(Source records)
— Begin —
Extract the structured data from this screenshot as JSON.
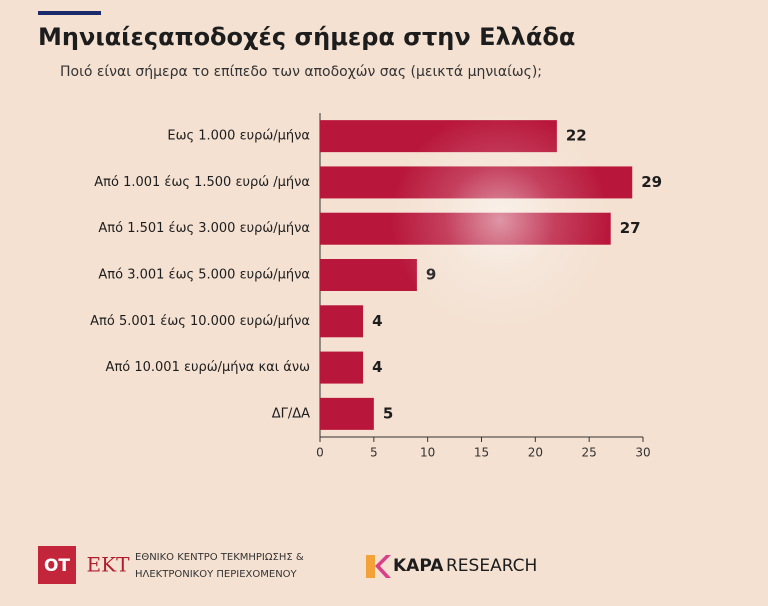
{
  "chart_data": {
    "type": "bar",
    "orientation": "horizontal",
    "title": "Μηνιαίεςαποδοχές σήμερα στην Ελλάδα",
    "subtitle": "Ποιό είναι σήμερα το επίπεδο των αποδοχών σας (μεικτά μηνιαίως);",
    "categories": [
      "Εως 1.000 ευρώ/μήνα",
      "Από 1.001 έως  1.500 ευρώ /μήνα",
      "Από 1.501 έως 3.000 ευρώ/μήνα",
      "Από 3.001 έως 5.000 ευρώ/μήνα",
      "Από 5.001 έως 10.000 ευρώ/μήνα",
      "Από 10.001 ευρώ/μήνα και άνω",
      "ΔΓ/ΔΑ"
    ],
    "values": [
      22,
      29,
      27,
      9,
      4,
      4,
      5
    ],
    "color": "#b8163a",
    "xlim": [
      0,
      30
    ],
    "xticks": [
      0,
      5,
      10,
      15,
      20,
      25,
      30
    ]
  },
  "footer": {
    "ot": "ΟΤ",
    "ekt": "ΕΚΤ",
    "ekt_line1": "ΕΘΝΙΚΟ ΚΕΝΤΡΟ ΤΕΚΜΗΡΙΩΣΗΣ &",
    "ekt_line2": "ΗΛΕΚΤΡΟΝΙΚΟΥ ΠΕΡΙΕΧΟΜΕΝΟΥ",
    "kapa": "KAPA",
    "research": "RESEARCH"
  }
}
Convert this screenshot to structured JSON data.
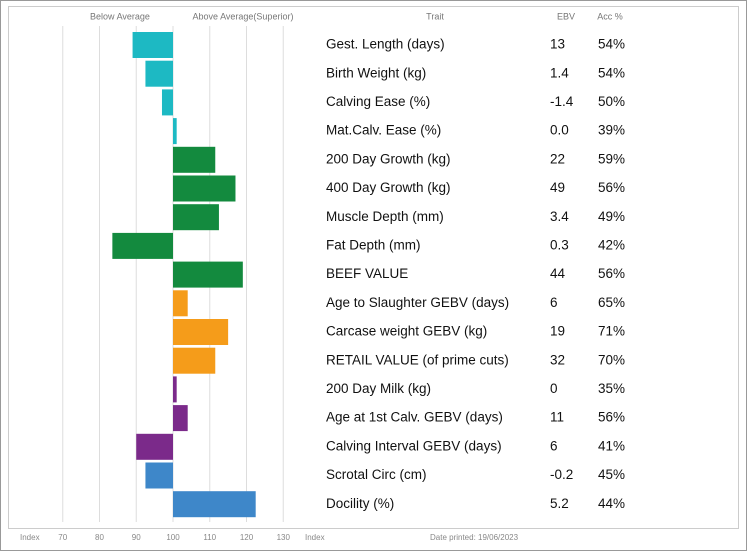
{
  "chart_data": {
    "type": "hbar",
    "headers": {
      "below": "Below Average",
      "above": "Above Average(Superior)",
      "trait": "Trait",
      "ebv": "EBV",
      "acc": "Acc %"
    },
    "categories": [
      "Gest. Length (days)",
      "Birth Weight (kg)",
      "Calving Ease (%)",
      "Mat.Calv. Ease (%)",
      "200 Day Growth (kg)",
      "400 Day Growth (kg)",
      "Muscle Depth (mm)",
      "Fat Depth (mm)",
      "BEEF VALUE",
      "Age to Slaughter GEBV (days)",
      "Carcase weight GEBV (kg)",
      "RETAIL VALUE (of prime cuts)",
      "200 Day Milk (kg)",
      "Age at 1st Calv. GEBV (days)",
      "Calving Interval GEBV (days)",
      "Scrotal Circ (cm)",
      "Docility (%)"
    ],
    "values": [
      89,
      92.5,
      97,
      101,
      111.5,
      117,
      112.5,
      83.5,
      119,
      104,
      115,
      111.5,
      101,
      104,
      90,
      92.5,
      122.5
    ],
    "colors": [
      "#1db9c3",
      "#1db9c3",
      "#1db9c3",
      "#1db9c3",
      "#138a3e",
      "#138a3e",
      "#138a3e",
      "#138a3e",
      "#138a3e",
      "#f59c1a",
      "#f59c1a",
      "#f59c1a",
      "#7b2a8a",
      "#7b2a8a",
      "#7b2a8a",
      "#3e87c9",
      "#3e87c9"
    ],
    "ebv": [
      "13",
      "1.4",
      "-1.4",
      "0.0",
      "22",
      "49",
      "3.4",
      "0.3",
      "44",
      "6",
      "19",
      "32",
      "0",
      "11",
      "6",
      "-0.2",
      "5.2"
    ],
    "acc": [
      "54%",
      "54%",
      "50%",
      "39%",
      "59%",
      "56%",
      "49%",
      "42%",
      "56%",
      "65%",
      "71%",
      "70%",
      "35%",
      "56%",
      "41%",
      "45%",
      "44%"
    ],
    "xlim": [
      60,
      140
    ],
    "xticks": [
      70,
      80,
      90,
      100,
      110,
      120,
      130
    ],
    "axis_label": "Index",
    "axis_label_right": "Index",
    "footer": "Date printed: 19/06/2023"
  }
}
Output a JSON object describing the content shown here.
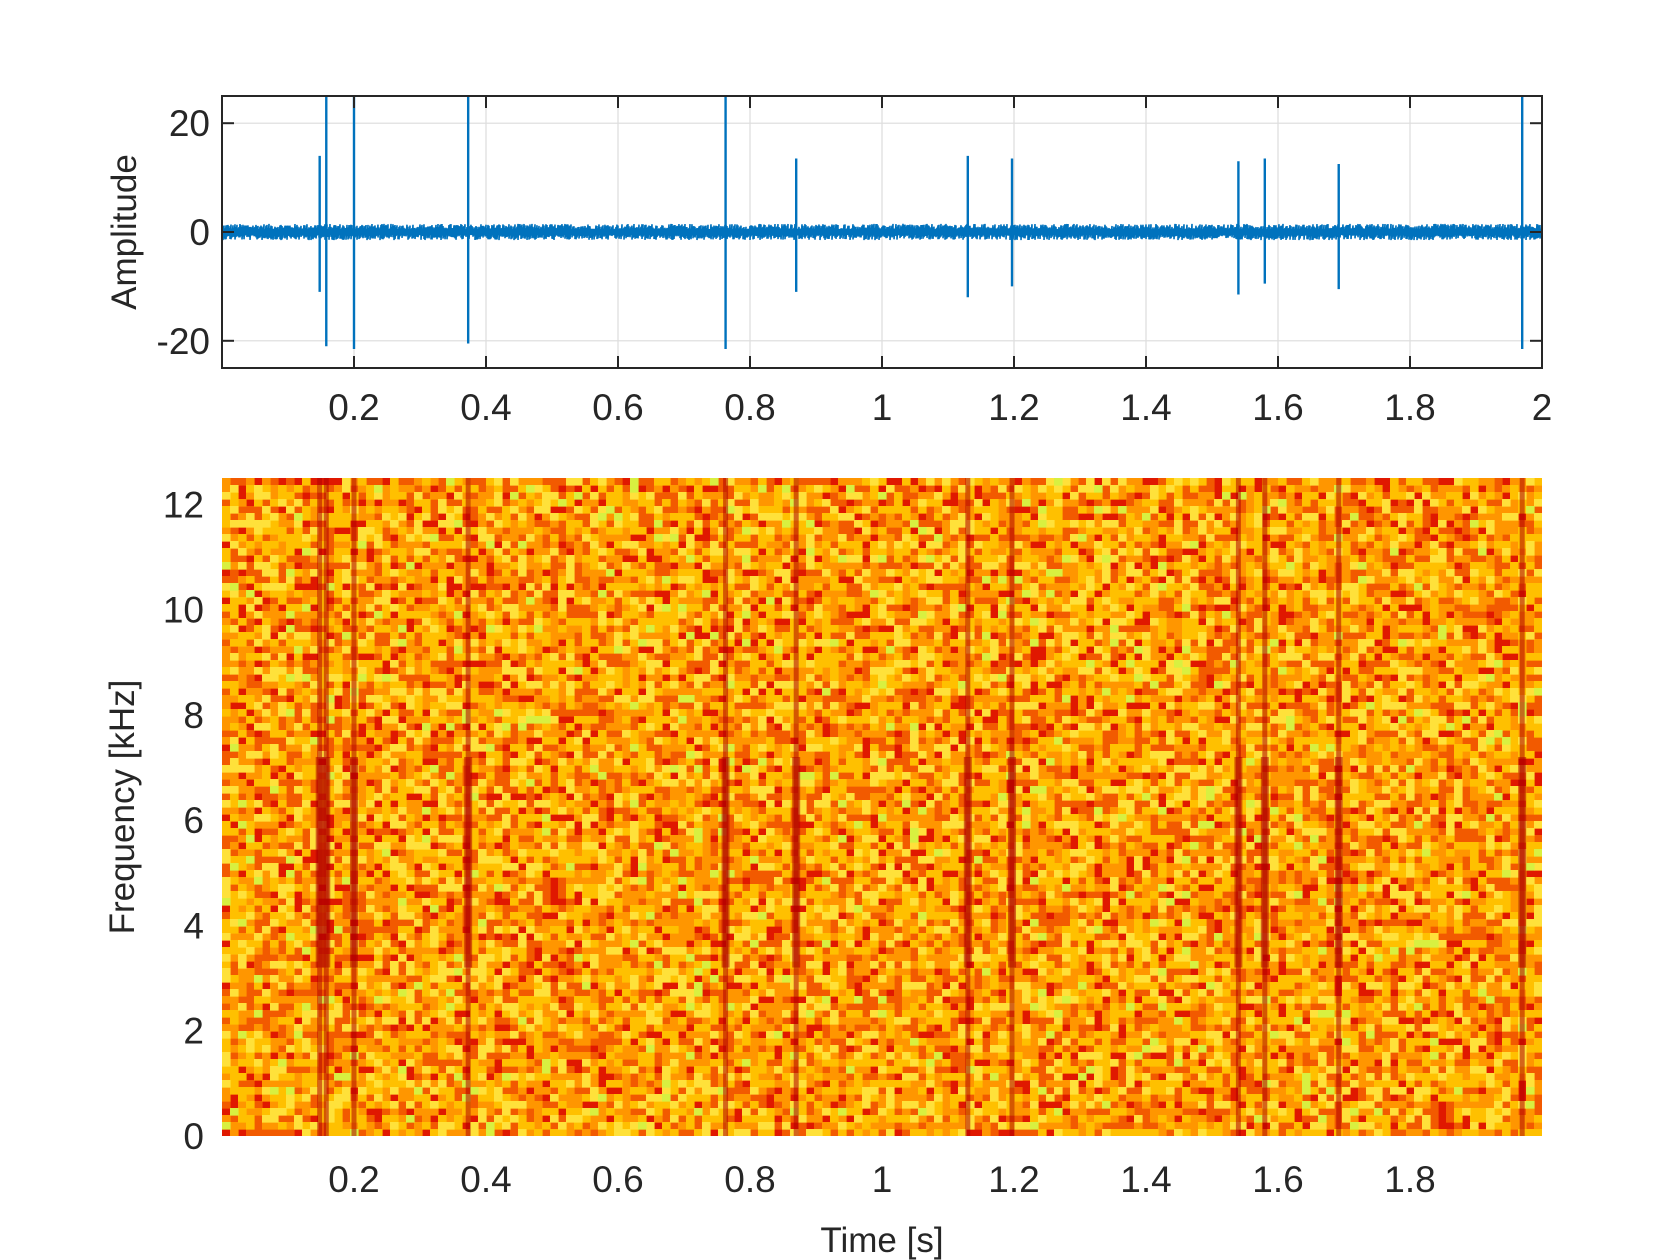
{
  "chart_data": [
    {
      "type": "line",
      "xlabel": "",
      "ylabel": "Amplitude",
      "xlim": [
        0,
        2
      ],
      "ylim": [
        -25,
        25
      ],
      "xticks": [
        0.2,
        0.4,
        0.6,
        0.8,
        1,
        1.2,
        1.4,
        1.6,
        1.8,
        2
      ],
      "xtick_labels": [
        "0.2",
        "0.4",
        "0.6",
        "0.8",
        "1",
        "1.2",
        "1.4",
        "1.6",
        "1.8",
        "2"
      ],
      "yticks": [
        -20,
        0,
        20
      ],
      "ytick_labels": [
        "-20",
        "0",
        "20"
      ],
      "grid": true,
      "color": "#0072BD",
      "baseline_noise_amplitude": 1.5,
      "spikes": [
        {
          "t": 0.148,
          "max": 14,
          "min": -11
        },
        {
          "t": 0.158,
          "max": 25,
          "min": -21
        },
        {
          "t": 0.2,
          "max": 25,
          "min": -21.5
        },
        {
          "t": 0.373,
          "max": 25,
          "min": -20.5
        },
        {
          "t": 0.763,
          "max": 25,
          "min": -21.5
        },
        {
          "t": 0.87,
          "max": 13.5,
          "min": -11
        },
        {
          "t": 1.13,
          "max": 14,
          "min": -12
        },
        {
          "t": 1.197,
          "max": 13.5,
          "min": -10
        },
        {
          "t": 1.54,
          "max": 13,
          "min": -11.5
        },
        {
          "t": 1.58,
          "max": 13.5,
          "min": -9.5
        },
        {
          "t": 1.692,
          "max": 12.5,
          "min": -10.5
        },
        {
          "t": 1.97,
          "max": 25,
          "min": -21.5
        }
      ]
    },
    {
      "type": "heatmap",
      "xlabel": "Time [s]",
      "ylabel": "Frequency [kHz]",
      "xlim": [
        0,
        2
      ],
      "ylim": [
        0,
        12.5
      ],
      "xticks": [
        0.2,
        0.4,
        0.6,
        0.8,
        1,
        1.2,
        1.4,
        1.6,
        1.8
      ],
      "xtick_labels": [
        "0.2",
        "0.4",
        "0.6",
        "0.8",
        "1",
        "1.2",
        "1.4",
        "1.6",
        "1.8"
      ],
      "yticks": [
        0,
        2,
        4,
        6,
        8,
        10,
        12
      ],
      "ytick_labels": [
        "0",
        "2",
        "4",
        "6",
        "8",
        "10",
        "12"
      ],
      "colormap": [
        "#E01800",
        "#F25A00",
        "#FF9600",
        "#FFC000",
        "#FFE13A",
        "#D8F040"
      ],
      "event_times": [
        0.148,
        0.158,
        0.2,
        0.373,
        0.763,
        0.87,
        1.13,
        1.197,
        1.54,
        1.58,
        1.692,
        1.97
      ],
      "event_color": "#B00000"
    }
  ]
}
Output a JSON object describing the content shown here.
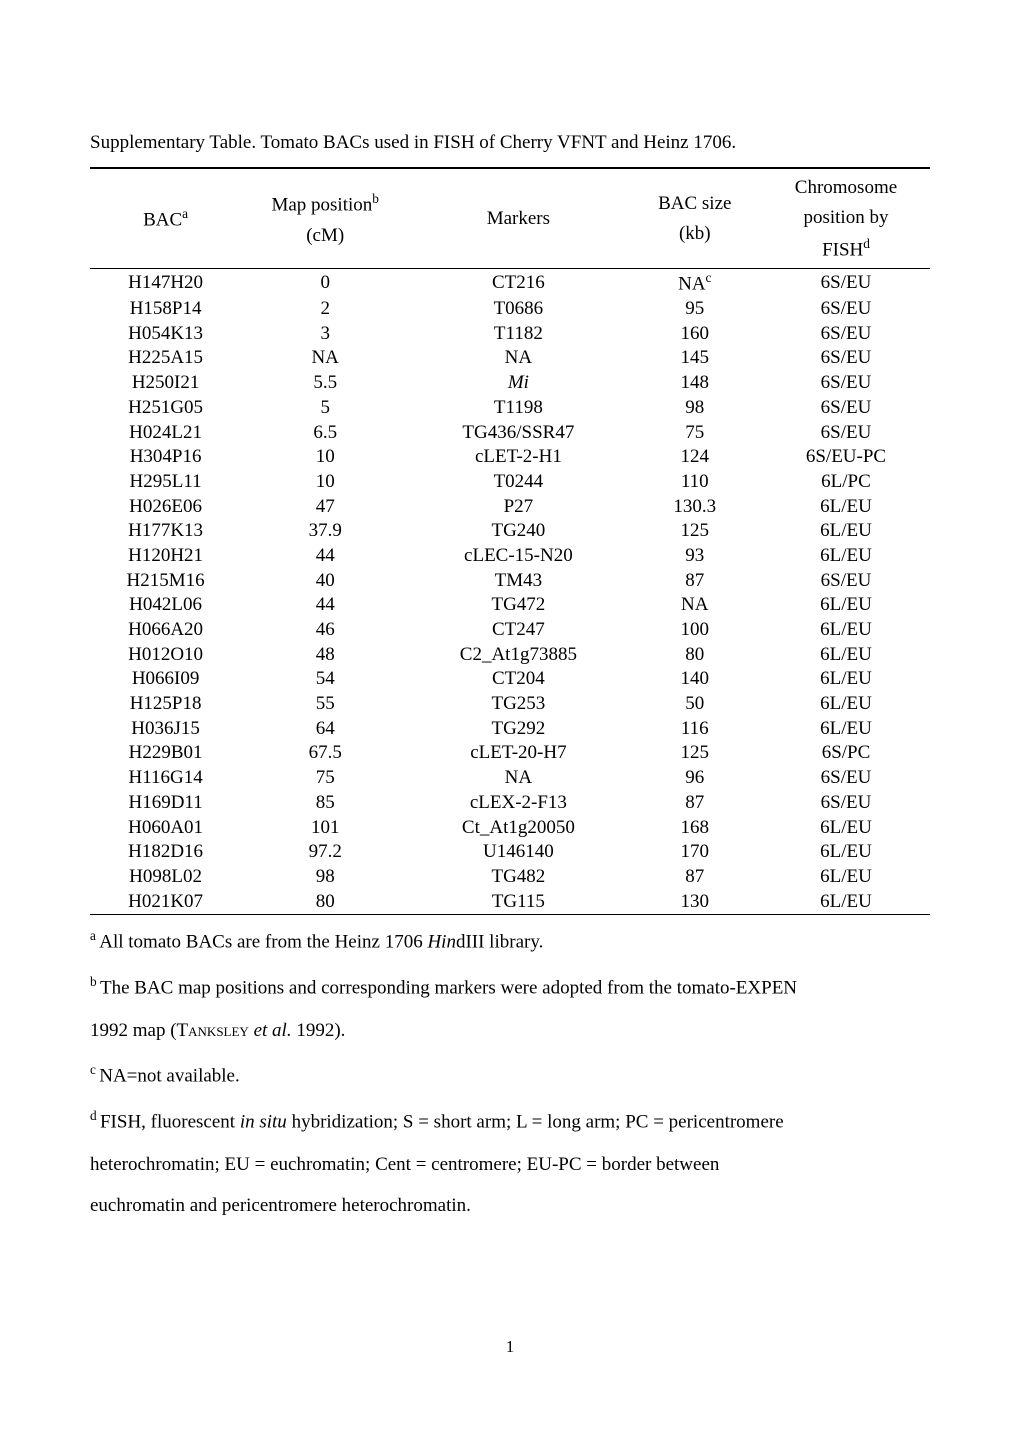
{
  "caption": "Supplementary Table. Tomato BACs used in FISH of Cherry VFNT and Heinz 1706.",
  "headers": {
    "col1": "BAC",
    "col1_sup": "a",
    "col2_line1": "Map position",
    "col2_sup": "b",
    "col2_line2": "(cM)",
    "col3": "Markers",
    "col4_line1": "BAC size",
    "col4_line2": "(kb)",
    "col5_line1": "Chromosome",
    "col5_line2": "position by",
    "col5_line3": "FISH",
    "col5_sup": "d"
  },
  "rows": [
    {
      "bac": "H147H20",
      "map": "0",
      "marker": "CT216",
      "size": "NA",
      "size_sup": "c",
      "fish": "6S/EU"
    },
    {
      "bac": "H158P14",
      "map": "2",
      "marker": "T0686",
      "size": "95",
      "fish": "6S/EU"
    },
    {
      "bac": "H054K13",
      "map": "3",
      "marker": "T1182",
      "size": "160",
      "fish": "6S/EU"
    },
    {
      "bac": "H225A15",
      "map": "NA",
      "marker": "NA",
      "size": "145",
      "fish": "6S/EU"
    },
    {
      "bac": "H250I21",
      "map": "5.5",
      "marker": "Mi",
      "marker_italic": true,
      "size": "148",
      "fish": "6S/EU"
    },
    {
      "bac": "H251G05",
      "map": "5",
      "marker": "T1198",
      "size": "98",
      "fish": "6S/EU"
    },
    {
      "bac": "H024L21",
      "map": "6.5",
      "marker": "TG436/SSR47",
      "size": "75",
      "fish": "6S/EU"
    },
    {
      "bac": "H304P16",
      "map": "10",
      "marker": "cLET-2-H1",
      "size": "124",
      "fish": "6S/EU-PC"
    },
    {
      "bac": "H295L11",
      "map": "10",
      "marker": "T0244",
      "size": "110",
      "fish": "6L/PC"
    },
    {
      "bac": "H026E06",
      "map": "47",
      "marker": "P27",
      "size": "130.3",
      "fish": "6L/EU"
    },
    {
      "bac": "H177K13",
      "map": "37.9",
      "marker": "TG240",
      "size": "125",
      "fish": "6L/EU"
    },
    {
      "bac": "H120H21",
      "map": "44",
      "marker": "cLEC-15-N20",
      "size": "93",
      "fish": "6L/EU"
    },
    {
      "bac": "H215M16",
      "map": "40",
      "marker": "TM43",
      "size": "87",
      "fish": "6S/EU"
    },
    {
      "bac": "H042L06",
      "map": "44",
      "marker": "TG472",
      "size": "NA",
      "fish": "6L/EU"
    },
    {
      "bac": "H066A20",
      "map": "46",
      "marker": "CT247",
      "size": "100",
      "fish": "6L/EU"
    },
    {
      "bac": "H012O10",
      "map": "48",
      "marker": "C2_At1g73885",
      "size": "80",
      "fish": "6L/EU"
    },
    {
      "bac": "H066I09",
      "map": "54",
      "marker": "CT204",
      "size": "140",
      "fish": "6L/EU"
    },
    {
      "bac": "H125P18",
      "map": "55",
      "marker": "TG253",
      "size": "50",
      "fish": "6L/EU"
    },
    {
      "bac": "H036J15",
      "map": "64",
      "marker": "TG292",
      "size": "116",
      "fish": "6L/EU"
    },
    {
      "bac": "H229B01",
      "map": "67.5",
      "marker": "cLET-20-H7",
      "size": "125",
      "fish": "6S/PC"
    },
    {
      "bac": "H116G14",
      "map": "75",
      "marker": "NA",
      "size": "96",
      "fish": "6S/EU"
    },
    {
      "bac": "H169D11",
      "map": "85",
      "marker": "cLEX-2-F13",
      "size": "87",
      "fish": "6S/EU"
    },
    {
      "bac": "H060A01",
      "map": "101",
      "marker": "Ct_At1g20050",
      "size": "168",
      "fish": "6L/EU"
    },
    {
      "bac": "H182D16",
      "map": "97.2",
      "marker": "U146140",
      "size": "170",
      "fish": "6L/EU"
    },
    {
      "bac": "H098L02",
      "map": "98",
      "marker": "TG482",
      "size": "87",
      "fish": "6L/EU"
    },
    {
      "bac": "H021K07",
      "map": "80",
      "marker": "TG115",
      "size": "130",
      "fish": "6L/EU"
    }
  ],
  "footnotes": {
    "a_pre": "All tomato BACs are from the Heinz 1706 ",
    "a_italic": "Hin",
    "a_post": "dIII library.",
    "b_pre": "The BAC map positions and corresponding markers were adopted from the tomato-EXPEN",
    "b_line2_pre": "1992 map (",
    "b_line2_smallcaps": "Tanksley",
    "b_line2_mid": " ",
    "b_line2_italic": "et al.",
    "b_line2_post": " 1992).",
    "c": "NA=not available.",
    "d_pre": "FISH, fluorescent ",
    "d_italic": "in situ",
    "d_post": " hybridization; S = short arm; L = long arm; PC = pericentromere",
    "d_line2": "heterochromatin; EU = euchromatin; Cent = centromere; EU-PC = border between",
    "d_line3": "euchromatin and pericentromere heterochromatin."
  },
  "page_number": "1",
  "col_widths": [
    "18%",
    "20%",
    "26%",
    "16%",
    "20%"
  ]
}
— End —
:: PROBLEM ::
Copy each line above that contains the word "heterochromatin".

:: EXERCISE OUTPUT ::
    "d_line2": "heterochromatin; EU = euchromatin; Cent = centromere; EU-PC = border between",
    "d_line3": "euchromatin and pericentromere heterochromatin."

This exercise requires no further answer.